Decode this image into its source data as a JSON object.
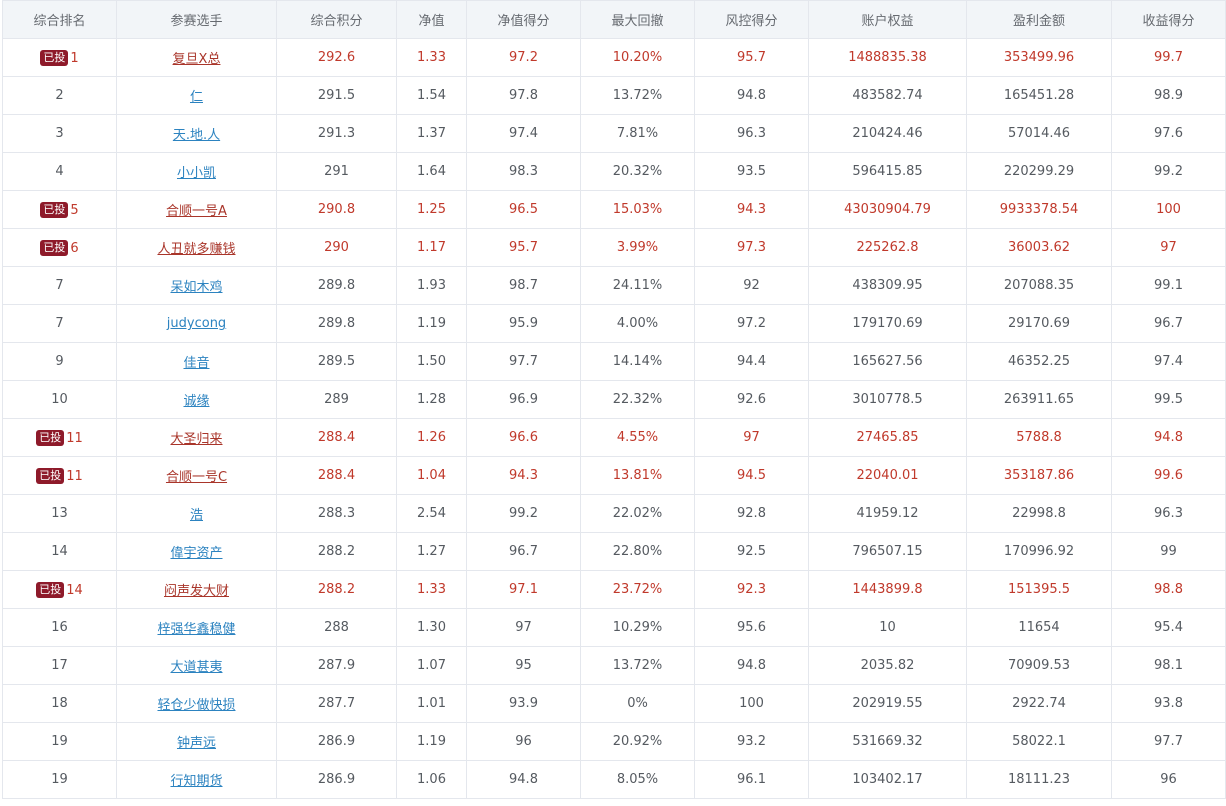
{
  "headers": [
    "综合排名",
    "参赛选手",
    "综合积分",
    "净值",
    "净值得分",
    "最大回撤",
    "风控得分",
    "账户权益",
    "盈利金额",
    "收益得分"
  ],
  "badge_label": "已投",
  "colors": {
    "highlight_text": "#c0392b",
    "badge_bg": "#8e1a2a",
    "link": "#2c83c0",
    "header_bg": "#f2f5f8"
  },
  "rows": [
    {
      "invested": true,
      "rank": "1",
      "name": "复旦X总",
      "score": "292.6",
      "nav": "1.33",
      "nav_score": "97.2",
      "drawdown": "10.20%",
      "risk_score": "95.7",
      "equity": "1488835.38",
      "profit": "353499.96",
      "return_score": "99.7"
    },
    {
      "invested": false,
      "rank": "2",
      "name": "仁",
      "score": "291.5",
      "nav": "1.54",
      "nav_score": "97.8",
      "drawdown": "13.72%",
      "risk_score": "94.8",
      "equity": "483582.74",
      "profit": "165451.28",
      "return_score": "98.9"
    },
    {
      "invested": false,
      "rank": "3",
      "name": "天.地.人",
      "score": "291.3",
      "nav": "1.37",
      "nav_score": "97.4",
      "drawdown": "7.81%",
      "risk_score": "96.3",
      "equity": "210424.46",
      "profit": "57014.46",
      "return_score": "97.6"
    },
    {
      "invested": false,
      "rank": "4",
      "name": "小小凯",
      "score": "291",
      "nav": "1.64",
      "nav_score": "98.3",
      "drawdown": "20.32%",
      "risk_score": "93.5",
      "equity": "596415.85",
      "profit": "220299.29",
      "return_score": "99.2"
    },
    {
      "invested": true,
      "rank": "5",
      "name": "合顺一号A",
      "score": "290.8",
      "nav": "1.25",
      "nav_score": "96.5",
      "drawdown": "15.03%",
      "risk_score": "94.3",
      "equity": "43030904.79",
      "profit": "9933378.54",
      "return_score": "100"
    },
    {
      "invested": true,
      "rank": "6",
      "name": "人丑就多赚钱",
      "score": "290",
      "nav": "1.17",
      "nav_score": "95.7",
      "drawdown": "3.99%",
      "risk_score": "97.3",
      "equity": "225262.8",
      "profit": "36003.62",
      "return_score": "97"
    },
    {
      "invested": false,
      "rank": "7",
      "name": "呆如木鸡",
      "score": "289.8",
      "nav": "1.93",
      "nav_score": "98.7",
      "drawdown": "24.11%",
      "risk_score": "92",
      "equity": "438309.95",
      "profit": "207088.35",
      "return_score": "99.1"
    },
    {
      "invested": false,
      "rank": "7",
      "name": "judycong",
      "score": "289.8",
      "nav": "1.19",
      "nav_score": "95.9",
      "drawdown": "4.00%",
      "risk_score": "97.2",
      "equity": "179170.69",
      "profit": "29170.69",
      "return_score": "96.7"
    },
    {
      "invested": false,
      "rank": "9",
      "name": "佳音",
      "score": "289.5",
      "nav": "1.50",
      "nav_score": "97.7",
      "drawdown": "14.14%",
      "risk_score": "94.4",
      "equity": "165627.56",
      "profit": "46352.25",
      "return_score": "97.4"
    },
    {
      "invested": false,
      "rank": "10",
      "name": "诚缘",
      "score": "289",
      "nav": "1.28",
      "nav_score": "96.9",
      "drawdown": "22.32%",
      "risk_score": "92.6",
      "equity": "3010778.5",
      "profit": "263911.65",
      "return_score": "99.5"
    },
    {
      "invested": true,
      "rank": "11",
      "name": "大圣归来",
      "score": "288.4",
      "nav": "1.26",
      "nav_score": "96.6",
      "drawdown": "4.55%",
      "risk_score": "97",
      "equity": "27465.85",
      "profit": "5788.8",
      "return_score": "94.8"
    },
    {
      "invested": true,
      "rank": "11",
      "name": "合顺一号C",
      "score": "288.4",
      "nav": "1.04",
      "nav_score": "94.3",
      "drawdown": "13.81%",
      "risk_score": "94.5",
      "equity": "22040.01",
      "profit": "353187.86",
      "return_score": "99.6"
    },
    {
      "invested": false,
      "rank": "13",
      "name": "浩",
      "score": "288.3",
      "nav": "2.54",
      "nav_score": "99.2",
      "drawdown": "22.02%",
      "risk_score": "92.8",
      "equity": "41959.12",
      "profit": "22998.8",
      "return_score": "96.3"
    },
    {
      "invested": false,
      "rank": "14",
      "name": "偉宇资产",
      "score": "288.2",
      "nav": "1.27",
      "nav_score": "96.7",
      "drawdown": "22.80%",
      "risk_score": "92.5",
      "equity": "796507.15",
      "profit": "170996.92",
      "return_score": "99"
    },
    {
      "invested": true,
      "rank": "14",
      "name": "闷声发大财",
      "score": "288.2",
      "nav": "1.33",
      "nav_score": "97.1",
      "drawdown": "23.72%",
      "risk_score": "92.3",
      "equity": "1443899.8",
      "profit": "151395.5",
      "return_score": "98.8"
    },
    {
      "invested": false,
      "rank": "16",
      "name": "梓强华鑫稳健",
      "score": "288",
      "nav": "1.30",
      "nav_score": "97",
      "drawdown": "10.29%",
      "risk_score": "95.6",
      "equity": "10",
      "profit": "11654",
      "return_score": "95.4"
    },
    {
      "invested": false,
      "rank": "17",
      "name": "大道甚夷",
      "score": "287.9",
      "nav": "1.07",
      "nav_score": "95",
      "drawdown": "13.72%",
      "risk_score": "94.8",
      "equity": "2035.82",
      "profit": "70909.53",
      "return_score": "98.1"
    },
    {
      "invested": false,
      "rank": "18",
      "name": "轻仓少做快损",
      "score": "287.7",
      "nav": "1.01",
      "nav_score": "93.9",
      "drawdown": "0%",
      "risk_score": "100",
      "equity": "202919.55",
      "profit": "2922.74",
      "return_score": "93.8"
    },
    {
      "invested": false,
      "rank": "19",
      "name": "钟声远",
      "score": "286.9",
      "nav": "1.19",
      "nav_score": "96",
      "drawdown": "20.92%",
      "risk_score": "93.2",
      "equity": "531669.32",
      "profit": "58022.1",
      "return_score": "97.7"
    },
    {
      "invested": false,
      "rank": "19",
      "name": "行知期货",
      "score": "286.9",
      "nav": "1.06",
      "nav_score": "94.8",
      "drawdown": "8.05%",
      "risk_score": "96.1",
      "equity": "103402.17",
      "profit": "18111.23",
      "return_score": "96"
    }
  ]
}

* * *

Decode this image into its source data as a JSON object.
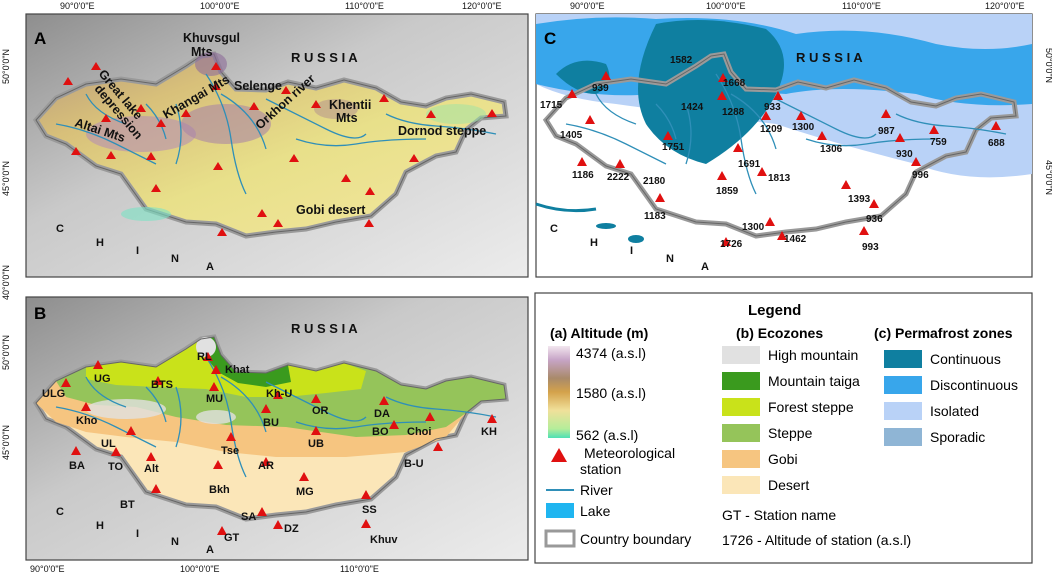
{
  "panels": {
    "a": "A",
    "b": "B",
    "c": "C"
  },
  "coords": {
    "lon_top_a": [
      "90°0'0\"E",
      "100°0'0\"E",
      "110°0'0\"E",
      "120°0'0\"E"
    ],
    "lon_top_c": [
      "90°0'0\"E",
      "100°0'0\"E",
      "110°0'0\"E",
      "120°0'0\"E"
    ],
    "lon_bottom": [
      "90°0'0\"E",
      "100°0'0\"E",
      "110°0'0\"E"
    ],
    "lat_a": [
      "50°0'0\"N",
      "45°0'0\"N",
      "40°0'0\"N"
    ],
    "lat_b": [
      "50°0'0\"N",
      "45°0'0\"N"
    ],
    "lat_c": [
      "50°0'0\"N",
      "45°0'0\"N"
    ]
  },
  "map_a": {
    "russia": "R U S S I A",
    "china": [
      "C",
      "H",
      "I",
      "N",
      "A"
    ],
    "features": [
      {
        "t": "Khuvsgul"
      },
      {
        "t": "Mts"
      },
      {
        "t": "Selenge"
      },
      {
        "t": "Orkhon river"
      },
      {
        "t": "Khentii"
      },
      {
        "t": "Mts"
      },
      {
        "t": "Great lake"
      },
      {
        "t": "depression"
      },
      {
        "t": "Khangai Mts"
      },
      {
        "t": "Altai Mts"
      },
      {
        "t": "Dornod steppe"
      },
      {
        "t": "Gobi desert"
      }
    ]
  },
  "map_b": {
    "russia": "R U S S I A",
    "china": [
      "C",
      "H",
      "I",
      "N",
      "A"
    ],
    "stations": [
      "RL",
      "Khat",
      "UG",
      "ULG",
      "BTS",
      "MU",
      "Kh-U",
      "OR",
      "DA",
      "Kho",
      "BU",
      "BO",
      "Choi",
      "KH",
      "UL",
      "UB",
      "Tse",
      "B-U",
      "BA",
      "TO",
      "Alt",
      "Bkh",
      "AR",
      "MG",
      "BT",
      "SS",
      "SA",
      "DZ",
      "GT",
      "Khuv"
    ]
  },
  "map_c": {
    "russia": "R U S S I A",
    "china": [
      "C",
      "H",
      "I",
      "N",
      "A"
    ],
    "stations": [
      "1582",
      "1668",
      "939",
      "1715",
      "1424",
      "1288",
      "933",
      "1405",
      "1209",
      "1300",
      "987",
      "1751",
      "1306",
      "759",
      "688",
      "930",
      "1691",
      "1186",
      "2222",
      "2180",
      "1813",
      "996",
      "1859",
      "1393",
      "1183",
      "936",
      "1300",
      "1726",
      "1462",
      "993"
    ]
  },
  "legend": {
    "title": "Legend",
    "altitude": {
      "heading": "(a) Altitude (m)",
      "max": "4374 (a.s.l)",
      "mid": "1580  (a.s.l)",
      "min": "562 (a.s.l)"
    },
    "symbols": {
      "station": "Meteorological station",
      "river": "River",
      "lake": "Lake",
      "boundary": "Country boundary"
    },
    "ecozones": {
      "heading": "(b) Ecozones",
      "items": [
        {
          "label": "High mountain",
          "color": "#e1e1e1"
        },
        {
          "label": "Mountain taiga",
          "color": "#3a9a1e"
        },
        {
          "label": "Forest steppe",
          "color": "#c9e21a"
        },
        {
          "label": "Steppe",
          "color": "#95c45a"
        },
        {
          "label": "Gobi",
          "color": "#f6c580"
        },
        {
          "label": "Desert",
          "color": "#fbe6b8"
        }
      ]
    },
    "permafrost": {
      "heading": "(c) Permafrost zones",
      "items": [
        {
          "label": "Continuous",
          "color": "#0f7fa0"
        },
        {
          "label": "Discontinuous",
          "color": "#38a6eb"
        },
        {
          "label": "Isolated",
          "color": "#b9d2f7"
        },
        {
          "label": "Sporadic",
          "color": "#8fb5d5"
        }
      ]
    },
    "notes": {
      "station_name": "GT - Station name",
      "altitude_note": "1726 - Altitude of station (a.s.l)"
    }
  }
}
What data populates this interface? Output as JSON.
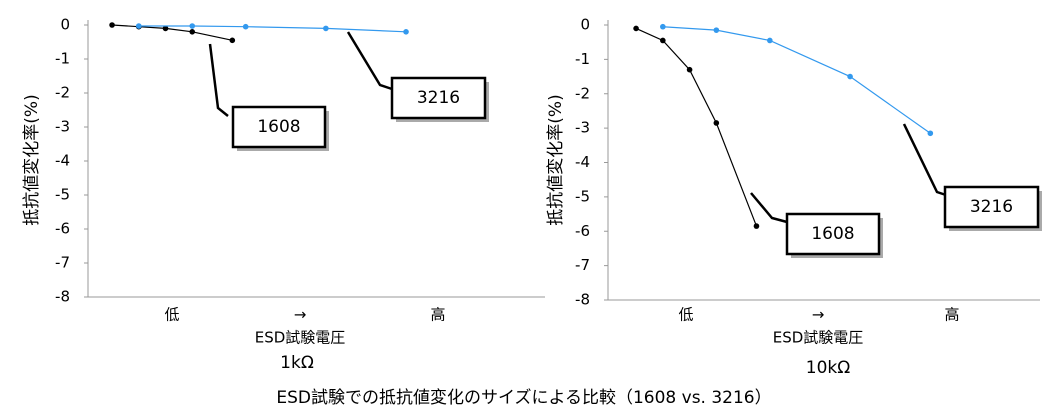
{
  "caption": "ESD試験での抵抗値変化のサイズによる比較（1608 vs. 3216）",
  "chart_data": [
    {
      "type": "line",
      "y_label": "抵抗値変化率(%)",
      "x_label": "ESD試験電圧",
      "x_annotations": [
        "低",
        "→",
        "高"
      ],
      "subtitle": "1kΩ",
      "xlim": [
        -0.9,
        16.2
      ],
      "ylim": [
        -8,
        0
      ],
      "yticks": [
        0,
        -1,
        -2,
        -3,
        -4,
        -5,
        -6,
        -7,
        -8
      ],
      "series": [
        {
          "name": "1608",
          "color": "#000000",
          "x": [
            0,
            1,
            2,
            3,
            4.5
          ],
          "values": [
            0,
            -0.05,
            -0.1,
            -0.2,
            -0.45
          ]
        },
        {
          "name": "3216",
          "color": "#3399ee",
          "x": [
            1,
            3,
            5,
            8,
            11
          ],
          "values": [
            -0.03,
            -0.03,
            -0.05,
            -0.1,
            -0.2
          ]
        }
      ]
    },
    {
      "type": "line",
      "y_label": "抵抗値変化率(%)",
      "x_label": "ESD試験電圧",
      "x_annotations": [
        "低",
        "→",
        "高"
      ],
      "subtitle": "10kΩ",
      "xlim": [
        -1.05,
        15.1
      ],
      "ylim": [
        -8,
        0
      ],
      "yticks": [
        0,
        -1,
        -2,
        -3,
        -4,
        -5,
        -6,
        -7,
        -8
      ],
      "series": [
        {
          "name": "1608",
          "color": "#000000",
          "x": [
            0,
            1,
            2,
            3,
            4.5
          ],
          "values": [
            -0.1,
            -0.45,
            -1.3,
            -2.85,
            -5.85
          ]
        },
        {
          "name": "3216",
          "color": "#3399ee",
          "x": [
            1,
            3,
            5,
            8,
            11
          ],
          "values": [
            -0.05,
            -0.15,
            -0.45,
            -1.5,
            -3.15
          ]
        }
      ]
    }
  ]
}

> [Exercise requirements]:
From the records above, report the count of lines containing "heading" and nothing more.

> [Answer]:
3